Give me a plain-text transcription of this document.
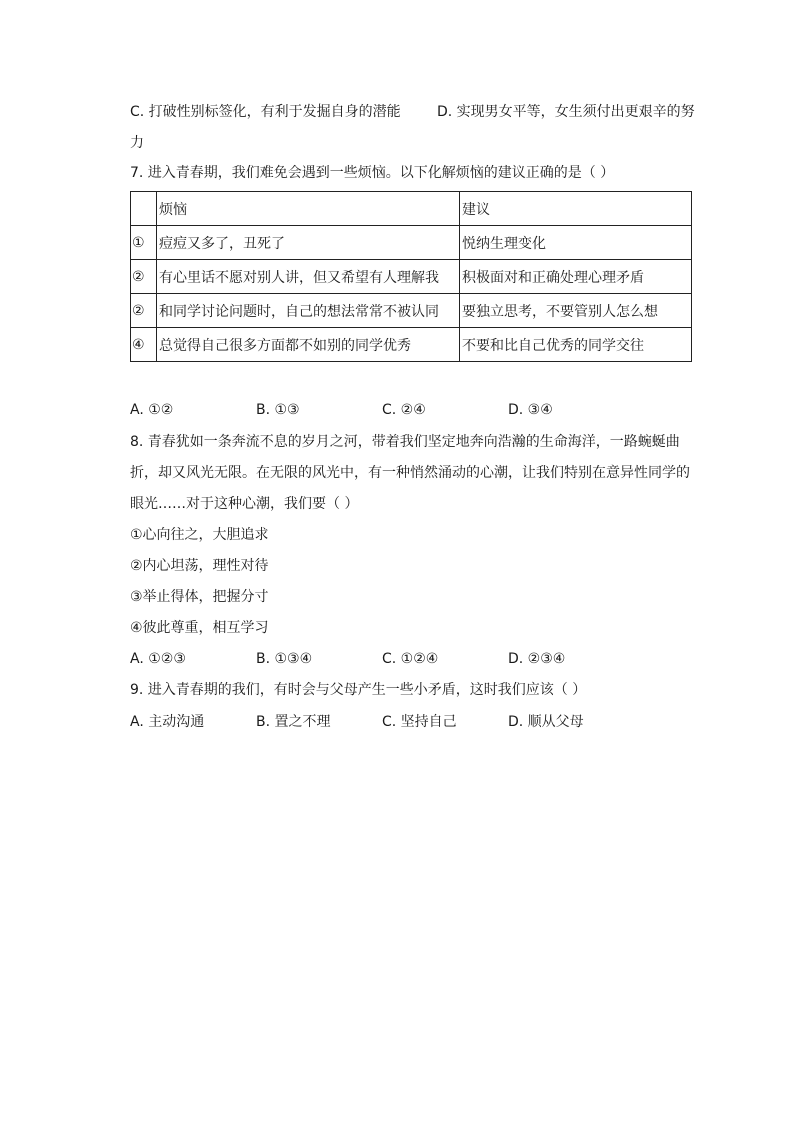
C. 打破性别标签化，有利于发掘自身的潜能	D. 实现男女平等，女生须付出更艰辛的努
力
7. 进入青春期，我们难免会遇到一些烦恼。以下化解烦恼的建议正确的是（ ）
	烦恼	建议
①	痘痘又多了，丑死了	悦纳生理变化
②	有心里话不愿对别人讲，但又希望有人理解我	积极面对和正确处理心理矛盾
②	和同学讨论问题时，自己的想法常常不被认同	要独立思考，不要管别人怎么想
④	总觉得自己很多方面都不如别的同学优秀	不要和比自己优秀的同学交往
A. ①②	B. ①③	C. ②④	D. ③④
8. 青春犹如一条奔流不息的岁月之河，带着我们坚定地奔向浩瀚的生命海洋，一路蜿蜒曲
折，却又风光无限。在无限的风光中，有一种悄然涌动的心潮，让我们特别在意异性同学的
眼光……对于这种心潮，我们要（ ）
①心向往之，大胆追求
②内心坦荡，理性对待
③举止得体，把握分寸
④彼此尊重，相互学习
A. ①②③	B. ①③④	C. ①②④	D. ②③④
9. 进入青春期的我们，有时会与父母产生一些小矛盾，这时我们应该（ ）
A. 主动沟通	B. 置之不理	C. 坚持自己	D. 顺从父母
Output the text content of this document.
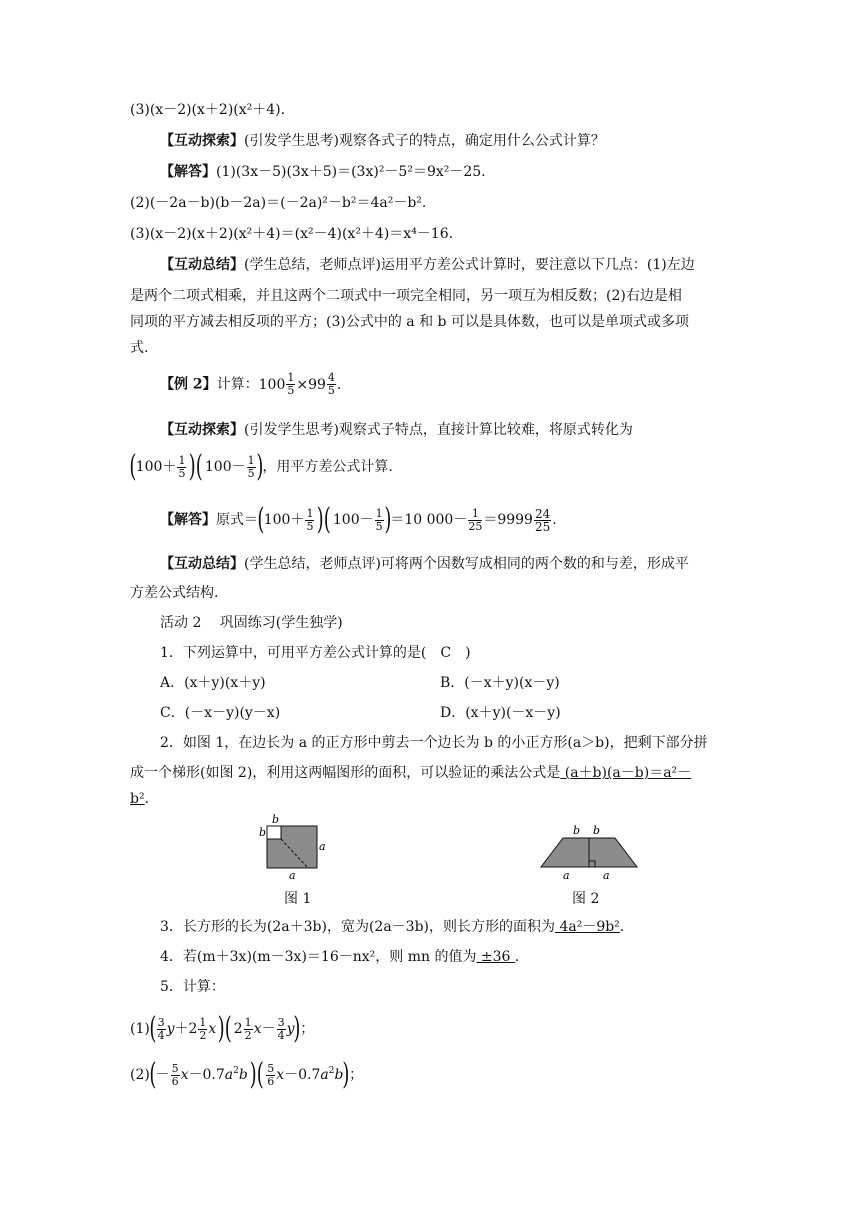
(3)(x－2)(x＋2)(x²＋4).
【互动探索】(引发学生思考)观察各式子的特点，确定用什么公式计算？
【解答】(1)(3x－5)(3x＋5)＝(3x)²－5²＝9x²－25.
(2)(－2a－b)(b－2a)＝(－2a)²－b²＝4a²－b².
(3)(x－2)(x＋2)(x²＋4)＝(x²－4)(x²＋4)＝x⁴－16.
【互动总结】(学生总结，老师点评)运用平方差公式计算时，要注意以下几点：(1)左边
是两个二项式相乘，并且这两个二项式中一项完全相同，另一项互为相反数；(2)右边是相
同项的平方减去相反项的平方；(3)公式中的 a 和 b 可以是具体数，也可以是单项式或多项
式.
【例 2】计算：$100 \frac{1}{5} \times 99 \frac{4}{5}$ .
【互动探索】(引发学生思考)观察式子特点，直接计算比较难，将原式转化为
($100+ \frac{1}{5}$ )( $100- \frac{1}{5}$ )，用平方差公式计算.
【解答】原式$=(100+ \frac{1}{5}$ )( $100- \frac{1}{5} )=10$ $000- \frac{1}{25} =9999 \frac{24}{25}$ .
【互动总结】(学生总结，老师点评)可将两个因数写成相同的两个数的和与差，形成平
方差公式结构.
活动 2　 巩固练习(学生独学)
1．下列运算中，可用平方差公式计算的是(　C　)
A．(x＋y)(x＋y)	B．(－x＋y)(x－y)
C．(－x－y)(y－x)	D．(x＋y)(－x－y)
2．如图 1，在边长为 a 的正方形中剪去一个边长为 b 的小正方形(a＞b)，把剩下部分拼
成一个梯形(如图 2)，利用这两幅图形的面积，可以验证的乘法公式是 (a＋b)(a－b)＝a²－
b².
b
b
a
a
图 1
b b
a	a
图 2
3．长方形的长为(2a＋3b)，宽为(2a－3b)，则长方形的面积为 4a²－9b².
4．若(m＋3x)(m－3x)＝16－nx²，则 mn 的值为 ±36 .
5．计算：
$(1)( \frac{3}{4} y+2 \frac{1}{2} x)$( $2 \frac{1}{2} x- \frac{3}{4} y$)；
$(2)(- \frac{5}{6} x-0.7a^2b)( \frac{5}{6} x-0.7a^2b)$；
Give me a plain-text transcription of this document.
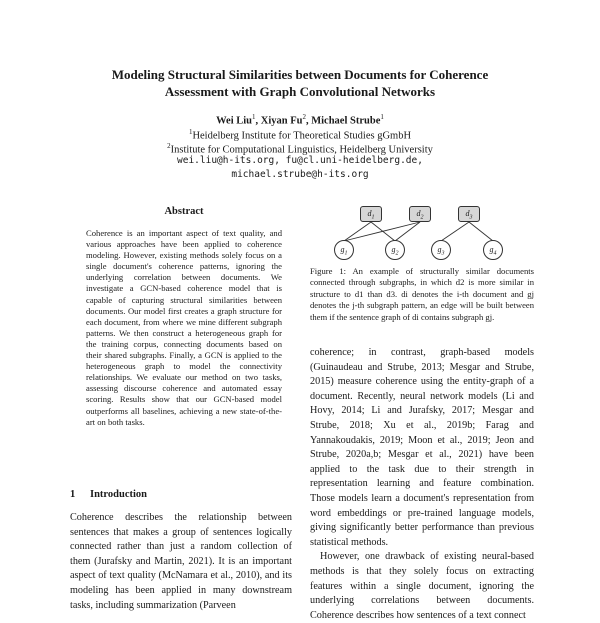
Modeling Structural Similarities between Documents for Coherence
Assessment with Graph Convolutional Networks
Wei Liu$^1$, Xiyan Fu$^2$, Michael Strube$^1$
$^1$Heidelberg Institute for Theoretical Studies gGmbH
$^2$Institute for Computational Linguistics, Heidelberg University
wei.liu@h-its.org, fu@cl.uni-heidelberg.de,
michael.strube@h-its.org
Abstract

Coherence is an important aspect of text quality, and various approaches have been applied to coherence modeling. However, existing methods solely focus on a single document's coherence patterns, ignoring the underlying correlation between documents. We investigate a GCN-based coherence model that is capable of capturing structural similarities between documents. Our model first creates a graph structure for each document, from where we mine different subgraph patterns. We then construct a heterogeneous graph for the training corpus, connecting documents based on their shared subgraphs. Finally, a GCN is applied to the heterogeneous graph to model the connectivity relationships. We evaluate our method on two tasks, assessing discourse coherence and automated essay scoring. Results show that our GCN-based model outperforms all baselines, achieving a new state-of-the-art on both tasks.

1 Introduction

Coherence describes the relationship between sentences that makes a group of sentences logically connected rather than just a random collection of them (Jurafsky and Martin, 2021). It is an important aspect of text quality (McNamara et al., 2010), and its modeling has been applied in many downstream tasks, including summarization (Parveen

$d_1$	$d_2$	$d_3$
$g_1$	$g_2$	$g_3$	$g_4$

Figure 1: An example of structurally similar documents connected through subgraphs, in which d2 is more similar in structure to d1 than d3. di denotes the i-th document and gj denotes the j-th subgraph pattern, an edge will be built between them if the sentence graph of di contains subgraph gj.

coherence; in contrast, graph-based models (Guinaudeau and Strube, 2013; Mesgar and Strube, 2015) measure coherence using the entity-graph of a document. Recently, neural network models (Li and Hovy, 2014; Li and Jurafsky, 2017; Mesgar and Strube, 2018; Xu et al., 2019b; Farag and Yannakoudakis, 2019; Moon et al., 2019; Jeon and Strube, 2020a,b; Mesgar et al., 2021) have been applied to the task due to their strength in representation learning and feature combination. Those models learn a document's representation from word embeddings or pre-trained language models, giving significantly better performance than previous statistical methods.

However, one drawback of existing neural-based methods is that they solely focus on extracting features within a single document, ignoring the underlying correlations between documents. Coherence describes how sentences of a text connect
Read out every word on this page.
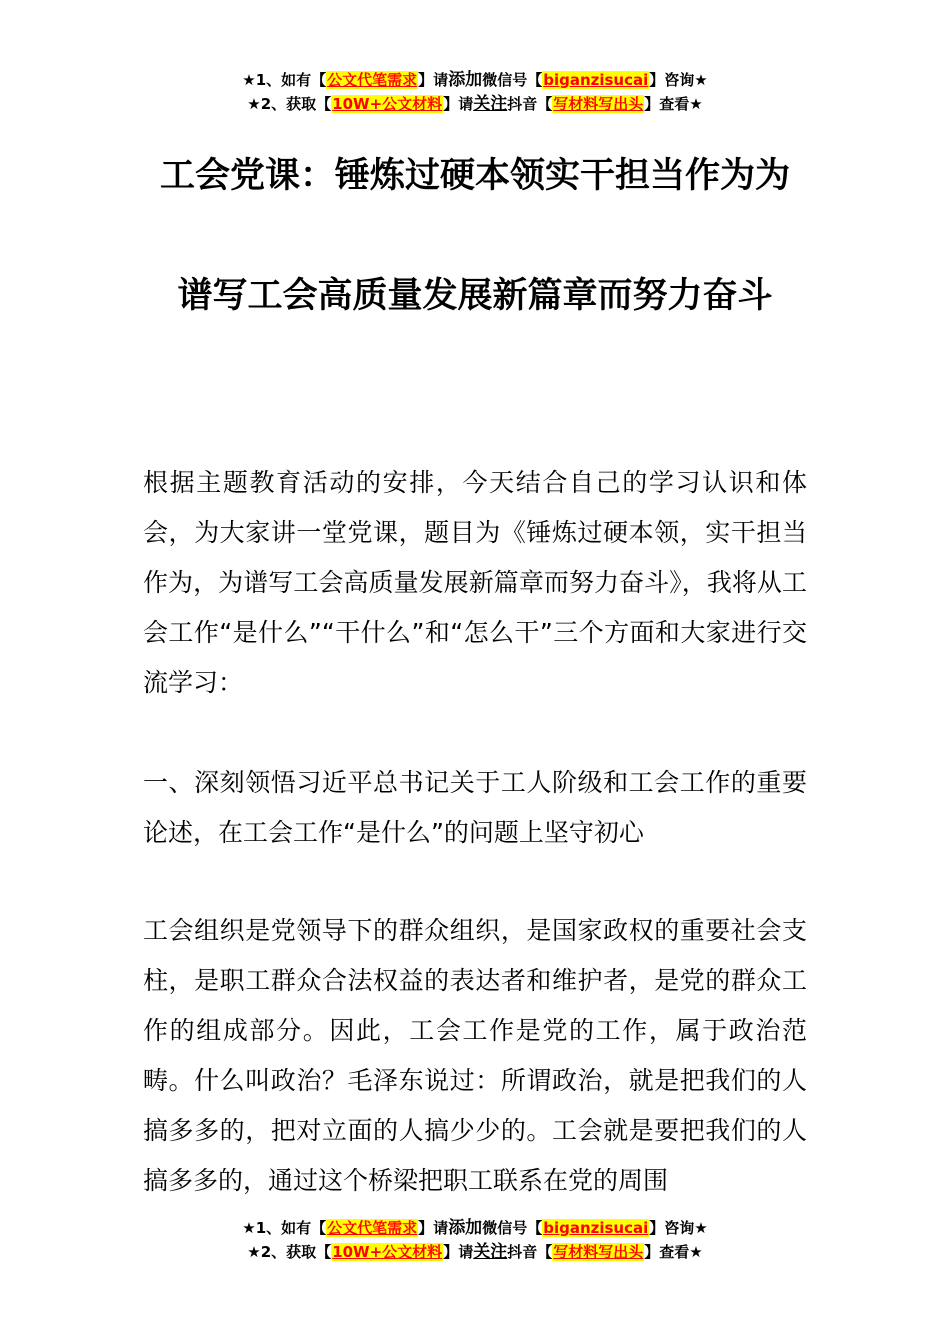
★1、如有【公文代笔需求】请添加微信号【biganzisucai】咨询★
★2、获取【10W+公文材料】请关注抖音【写材料写出头】查看★
工会党课：锤炼过硬本领实干担当作为为
谱写工会高质量发展新篇章而努力奋斗

根据主题教育活动的安排，今天结合自己的学习认识和体会，为大家讲一堂党课，题目为《锤炼过硬本领，实干担当作为，为谱写工会高质量发展新篇章而努力奋斗》，我将从工会工作“是什么”“干什么”和“怎么干”三个方面和大家进行交流学习：

一、深刻领悟习近平总书记关于工人阶级和工会工作的重要论述，在工会工作“是什么”的问题上坚守初心

工会组织是党领导下的群众组织，是国家政权的重要社会支柱，是职工群众合法权益的表达者和维护者，是党的群众工作的组成部分。因此，工会工作是党的工作，属于政治范畴。什么叫政治？毛泽东说过：所谓政治，就是把我们的人搞多多的，把对立面的人搞少少的。工会就是要把我们的人搞多多的，通过这个桥梁把职工联系在党的周围

★1、如有【公文代笔需求】请添加微信号【biganzisucai】咨询★
★2、获取【10W+公文材料】请关注抖音【写材料写出头】查看★
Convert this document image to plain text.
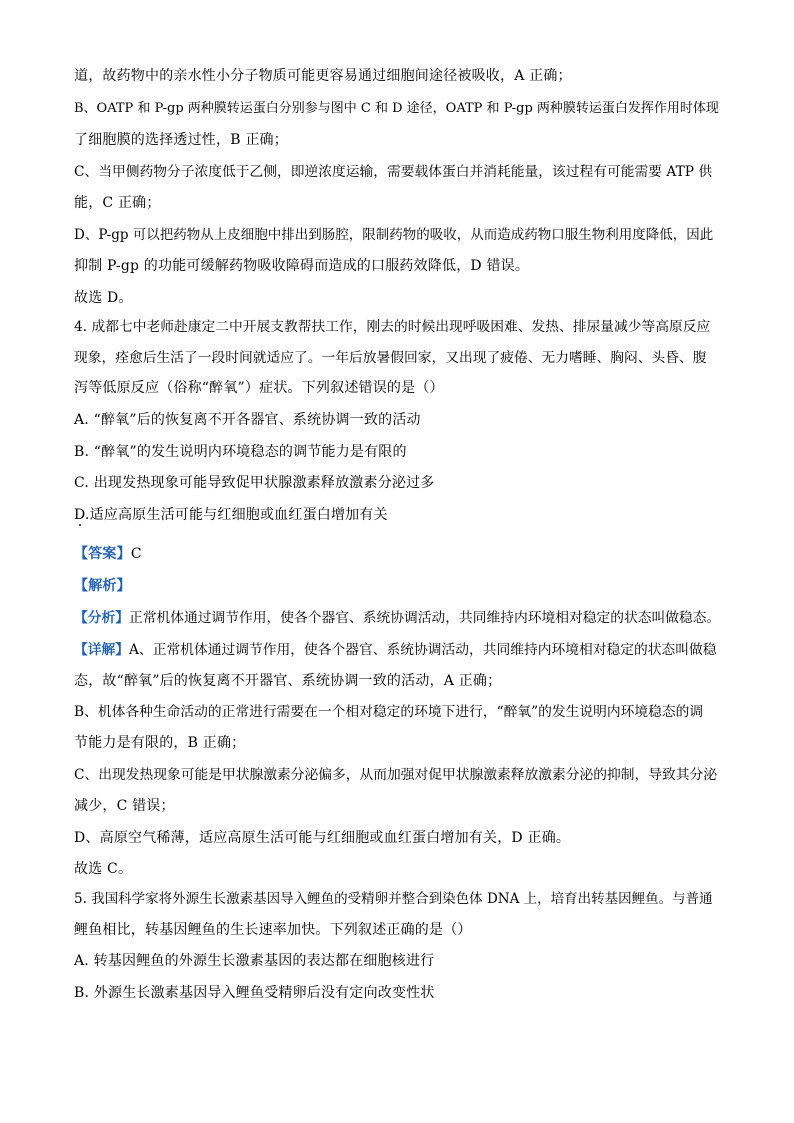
道，故药物中的亲水性小分子物质可能更容易通过细胞间途径被吸收，A 正确；
B、OATP 和 P-gp 两种膜转运蛋白分别参与图中 C 和 D 途径，OATP 和 P-gp 两种膜转运蛋白发挥作用时体现
了细胞膜的选择透过性，B 正确；
C、当甲侧药物分子浓度低于乙侧，即逆浓度运输，需要载体蛋白并消耗能量，该过程有可能需要 ATP 供
能，C 正确；
D、P-gp 可以把药物从上皮细胞中排出到肠腔，限制药物的吸收，从而造成药物口服生物利用度降低，因此
抑制 P-gp 的功能可缓解药物吸收障碍而造成的口服药效降低，D 错误。
故选 D。
4. 成都七中老师赴康定二中开展支教帮扶工作，刚去的时候出现呼吸困难、发热、排尿量减少等高原反应
现象，痊愈后生活了一段时间就适应了。一年后放暑假回家，又出现了疲倦、无力嗜睡、胸闷、头昏、腹
泻等低原反应（俗称“醉氧”）症状。下列叙述错误的是（）
A. “醉氧”后的恢复离不开各器官、系统协调一致的活动
B. “醉氧”的发生说明内环境稳态的调节能力是有限的
C. 出现发热现象可能导致促甲状腺激素释放激素分泌过多
D.适应高原生活可能与红细胞或血红蛋白增加有关
【答案】C
【解析】
【分析】正常机体通过调节作用，使各个器官、系统协调活动，共同维持内环境相对稳定的状态叫做稳态。
【详解】A、正常机体通过调节作用，使各个器官、系统协调活动，共同维持内环境相对稳定的状态叫做稳
态，故“醉氧”后的恢复离不开器官、系统协调一致的活动，A 正确；
B、机体各种生命活动的正常进行需要在一个相对稳定的环境下进行，“醉氧”的发生说明内环境稳态的调
节能力是有限的，B 正确；
C、出现发热现象可能是甲状腺激素分泌偏多，从而加强对促甲状腺激素释放激素分泌的抑制，导致其分泌
减少，C 错误；
D、高原空气稀薄，适应高原生活可能与红细胞或血红蛋白增加有关，D 正确。
故选 C。
5. 我国科学家将外源生长激素基因导入鲤鱼的受精卵并整合到染色体 DNA 上，培育出转基因鲤鱼。与普通
鲤鱼相比，转基因鲤鱼的生长速率加快。下列叙述正确的是（）
A. 转基因鲤鱼的外源生长激素基因的表达都在细胞核进行
B. 外源生长激素基因导入鲤鱼受精卵后没有定向改变性状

========================================================================

Problem to solve -> Within the entries above, report how many lines include "neural", and keep the answer to the number.

Written reply -> 2